_Excerpted data_
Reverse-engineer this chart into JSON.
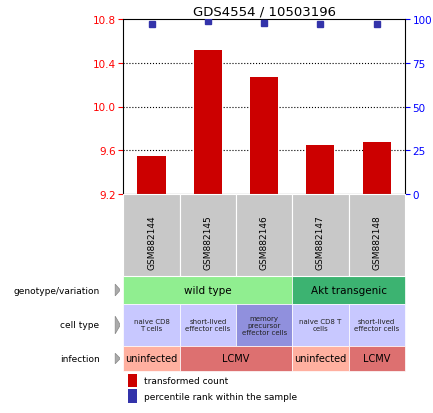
{
  "title": "GDS4554 / 10503196",
  "samples": [
    "GSM882144",
    "GSM882145",
    "GSM882146",
    "GSM882147",
    "GSM882148"
  ],
  "bar_values": [
    9.55,
    10.52,
    10.27,
    9.65,
    9.68
  ],
  "percentile_values": [
    97,
    99,
    98,
    97,
    97
  ],
  "ylim_left": [
    9.2,
    10.8
  ],
  "ylim_right": [
    0,
    100
  ],
  "yticks_left": [
    9.2,
    9.6,
    10.0,
    10.4,
    10.8
  ],
  "yticks_right": [
    0,
    25,
    50,
    75,
    100
  ],
  "bar_color": "#cc0000",
  "dot_color": "#3333aa",
  "bar_width": 0.5,
  "genotype_row": {
    "label": "genotype/variation",
    "groups": [
      {
        "text": "wild type",
        "cols": [
          0,
          1,
          2
        ],
        "color": "#90ee90"
      },
      {
        "text": "Akt transgenic",
        "cols": [
          3,
          4
        ],
        "color": "#3cb371"
      }
    ]
  },
  "celltype_row": {
    "label": "cell type",
    "cells": [
      {
        "text": "naive CD8\nT cells",
        "col": 0,
        "color": "#c8c8ff"
      },
      {
        "text": "short-lived\neffector cells",
        "col": 1,
        "color": "#c8c8ff"
      },
      {
        "text": "memory\nprecursor\neffector cells",
        "col": 2,
        "color": "#9090dd"
      },
      {
        "text": "naive CD8 T\ncells",
        "col": 3,
        "color": "#c8c8ff"
      },
      {
        "text": "short-lived\neffector cells",
        "col": 4,
        "color": "#c8c8ff"
      }
    ]
  },
  "infection_row": {
    "label": "infection",
    "groups": [
      {
        "text": "uninfected",
        "cols": [
          0
        ],
        "color": "#ffb0a0"
      },
      {
        "text": "LCMV",
        "cols": [
          1,
          2
        ],
        "color": "#dd7070"
      },
      {
        "text": "uninfected",
        "cols": [
          3
        ],
        "color": "#ffb0a0"
      },
      {
        "text": "LCMV",
        "cols": [
          4
        ],
        "color": "#dd7070"
      }
    ]
  },
  "legend_items": [
    {
      "color": "#cc0000",
      "label": "transformed count"
    },
    {
      "color": "#3333aa",
      "label": "percentile rank within the sample"
    }
  ],
  "sample_box_color": "#c8c8c8",
  "grid_color": "black",
  "grid_linestyle": ":",
  "grid_linewidth": 0.8
}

_Assigned task_
If a record holds a picture, leave the picture out and copy everything else exactly.

_Expected answer_
Reverse-engineer this chart into JSON.
{
  "title": "GDS4554 / 10503196",
  "samples": [
    "GSM882144",
    "GSM882145",
    "GSM882146",
    "GSM882147",
    "GSM882148"
  ],
  "bar_values": [
    9.55,
    10.52,
    10.27,
    9.65,
    9.68
  ],
  "percentile_values": [
    97,
    99,
    98,
    97,
    97
  ],
  "ylim_left": [
    9.2,
    10.8
  ],
  "ylim_right": [
    0,
    100
  ],
  "yticks_left": [
    9.2,
    9.6,
    10.0,
    10.4,
    10.8
  ],
  "yticks_right": [
    0,
    25,
    50,
    75,
    100
  ],
  "bar_color": "#cc0000",
  "dot_color": "#3333aa",
  "bar_width": 0.5,
  "genotype_row": {
    "label": "genotype/variation",
    "groups": [
      {
        "text": "wild type",
        "cols": [
          0,
          1,
          2
        ],
        "color": "#90ee90"
      },
      {
        "text": "Akt transgenic",
        "cols": [
          3,
          4
        ],
        "color": "#3cb371"
      }
    ]
  },
  "celltype_row": {
    "label": "cell type",
    "cells": [
      {
        "text": "naive CD8\nT cells",
        "col": 0,
        "color": "#c8c8ff"
      },
      {
        "text": "short-lived\neffector cells",
        "col": 1,
        "color": "#c8c8ff"
      },
      {
        "text": "memory\nprecursor\neffector cells",
        "col": 2,
        "color": "#9090dd"
      },
      {
        "text": "naive CD8 T\ncells",
        "col": 3,
        "color": "#c8c8ff"
      },
      {
        "text": "short-lived\neffector cells",
        "col": 4,
        "color": "#c8c8ff"
      }
    ]
  },
  "infection_row": {
    "label": "infection",
    "groups": [
      {
        "text": "uninfected",
        "cols": [
          0
        ],
        "color": "#ffb0a0"
      },
      {
        "text": "LCMV",
        "cols": [
          1,
          2
        ],
        "color": "#dd7070"
      },
      {
        "text": "uninfected",
        "cols": [
          3
        ],
        "color": "#ffb0a0"
      },
      {
        "text": "LCMV",
        "cols": [
          4
        ],
        "color": "#dd7070"
      }
    ]
  },
  "legend_items": [
    {
      "color": "#cc0000",
      "label": "transformed count"
    },
    {
      "color": "#3333aa",
      "label": "percentile rank within the sample"
    }
  ],
  "sample_box_color": "#c8c8c8",
  "grid_color": "black",
  "grid_linestyle": ":",
  "grid_linewidth": 0.8
}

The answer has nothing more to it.